TASK DESCRIPTION: Below are some records. Pull every line that contains the word "JSON".

^^^^^^^^

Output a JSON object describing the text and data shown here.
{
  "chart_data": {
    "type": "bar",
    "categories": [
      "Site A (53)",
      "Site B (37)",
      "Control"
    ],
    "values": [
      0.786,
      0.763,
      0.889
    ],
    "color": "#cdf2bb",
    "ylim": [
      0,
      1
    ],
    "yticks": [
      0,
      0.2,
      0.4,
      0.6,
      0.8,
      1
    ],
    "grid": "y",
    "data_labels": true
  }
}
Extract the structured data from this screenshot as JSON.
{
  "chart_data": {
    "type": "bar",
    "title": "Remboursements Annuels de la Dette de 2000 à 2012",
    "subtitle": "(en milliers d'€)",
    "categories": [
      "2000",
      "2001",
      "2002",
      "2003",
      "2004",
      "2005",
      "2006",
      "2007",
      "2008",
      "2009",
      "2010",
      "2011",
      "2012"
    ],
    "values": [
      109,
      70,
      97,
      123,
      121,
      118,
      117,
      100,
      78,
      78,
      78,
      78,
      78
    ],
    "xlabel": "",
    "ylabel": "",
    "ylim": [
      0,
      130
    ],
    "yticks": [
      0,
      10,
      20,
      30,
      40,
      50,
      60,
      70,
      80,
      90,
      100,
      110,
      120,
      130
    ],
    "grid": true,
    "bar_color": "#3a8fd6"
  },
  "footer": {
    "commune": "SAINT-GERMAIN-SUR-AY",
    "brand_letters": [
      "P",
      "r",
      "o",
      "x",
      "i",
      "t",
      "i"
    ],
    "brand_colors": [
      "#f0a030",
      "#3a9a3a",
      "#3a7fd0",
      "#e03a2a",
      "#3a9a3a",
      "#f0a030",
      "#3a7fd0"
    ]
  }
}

^^^^^^^^

REPLY:
Output a JSON object describing the text and data shown here.
Extract the structured data from this screenshot as JSON.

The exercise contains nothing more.